Request → Your task is to print every entry below exactly as given.

Records shown →
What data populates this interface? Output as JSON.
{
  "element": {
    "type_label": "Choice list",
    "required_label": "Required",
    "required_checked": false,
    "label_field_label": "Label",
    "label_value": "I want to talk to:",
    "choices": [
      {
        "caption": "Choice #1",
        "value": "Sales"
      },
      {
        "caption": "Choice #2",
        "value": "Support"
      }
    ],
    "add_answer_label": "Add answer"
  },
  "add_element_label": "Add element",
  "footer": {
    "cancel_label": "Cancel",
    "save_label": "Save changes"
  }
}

Full solution →
What data populates this interface? Output as JSON.
{
  "element": {
    "type_label": "Choice list",
    "required_label": "Required",
    "required_checked": false,
    "label_field_label": "Label",
    "label_value": "I want to talk to:",
    "choices": [
      {
        "caption": "Choice #1",
        "value": "Sales"
      },
      {
        "caption": "Choice #2",
        "value": "Support"
      }
    ],
    "add_answer_label": "Add answer"
  },
  "add_element_label": "Add element",
  "footer": {
    "cancel_label": "Cancel",
    "save_label": "Save changes"
  }
}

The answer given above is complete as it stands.